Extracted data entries
========

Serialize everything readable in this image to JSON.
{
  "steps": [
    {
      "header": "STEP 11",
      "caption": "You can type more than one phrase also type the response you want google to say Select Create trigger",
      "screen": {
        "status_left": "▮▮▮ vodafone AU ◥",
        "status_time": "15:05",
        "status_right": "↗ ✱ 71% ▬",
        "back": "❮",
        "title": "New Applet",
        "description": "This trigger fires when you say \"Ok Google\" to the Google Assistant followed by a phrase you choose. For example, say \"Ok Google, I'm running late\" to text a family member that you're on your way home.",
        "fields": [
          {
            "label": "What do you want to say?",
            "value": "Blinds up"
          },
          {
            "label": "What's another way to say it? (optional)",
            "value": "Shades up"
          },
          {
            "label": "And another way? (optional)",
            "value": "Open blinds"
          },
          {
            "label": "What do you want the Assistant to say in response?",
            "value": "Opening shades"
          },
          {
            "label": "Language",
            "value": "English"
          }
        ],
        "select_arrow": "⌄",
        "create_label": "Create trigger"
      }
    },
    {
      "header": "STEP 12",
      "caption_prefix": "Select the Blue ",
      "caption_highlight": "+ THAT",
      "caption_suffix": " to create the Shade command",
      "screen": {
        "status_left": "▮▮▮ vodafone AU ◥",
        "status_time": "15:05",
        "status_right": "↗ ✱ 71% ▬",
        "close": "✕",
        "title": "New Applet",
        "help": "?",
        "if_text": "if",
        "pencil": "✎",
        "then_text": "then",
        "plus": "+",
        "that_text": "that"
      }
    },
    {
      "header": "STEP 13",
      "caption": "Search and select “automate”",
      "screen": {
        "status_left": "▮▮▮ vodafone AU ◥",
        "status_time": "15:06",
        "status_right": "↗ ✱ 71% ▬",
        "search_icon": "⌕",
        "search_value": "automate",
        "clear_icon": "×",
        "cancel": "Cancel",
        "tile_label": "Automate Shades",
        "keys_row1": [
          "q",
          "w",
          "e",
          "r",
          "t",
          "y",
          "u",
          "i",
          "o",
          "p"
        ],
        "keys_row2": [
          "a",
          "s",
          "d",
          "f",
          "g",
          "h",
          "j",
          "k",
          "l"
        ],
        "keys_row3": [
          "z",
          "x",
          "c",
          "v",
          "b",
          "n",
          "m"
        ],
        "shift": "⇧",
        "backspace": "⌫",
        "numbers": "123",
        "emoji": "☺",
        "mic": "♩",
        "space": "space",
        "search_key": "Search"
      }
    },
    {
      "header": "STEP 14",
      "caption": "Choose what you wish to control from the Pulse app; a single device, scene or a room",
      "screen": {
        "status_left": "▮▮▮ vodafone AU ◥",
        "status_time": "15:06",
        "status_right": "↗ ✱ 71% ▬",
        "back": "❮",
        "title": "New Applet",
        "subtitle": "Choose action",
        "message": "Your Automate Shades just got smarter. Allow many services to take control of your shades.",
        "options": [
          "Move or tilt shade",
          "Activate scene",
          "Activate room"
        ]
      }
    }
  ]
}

========

To do:
Leave out every line without the string "optional" and copy the rest.

Right answer:
            "label": "What's another way to say it? (optional)",
            "label": "And another way? (optional)",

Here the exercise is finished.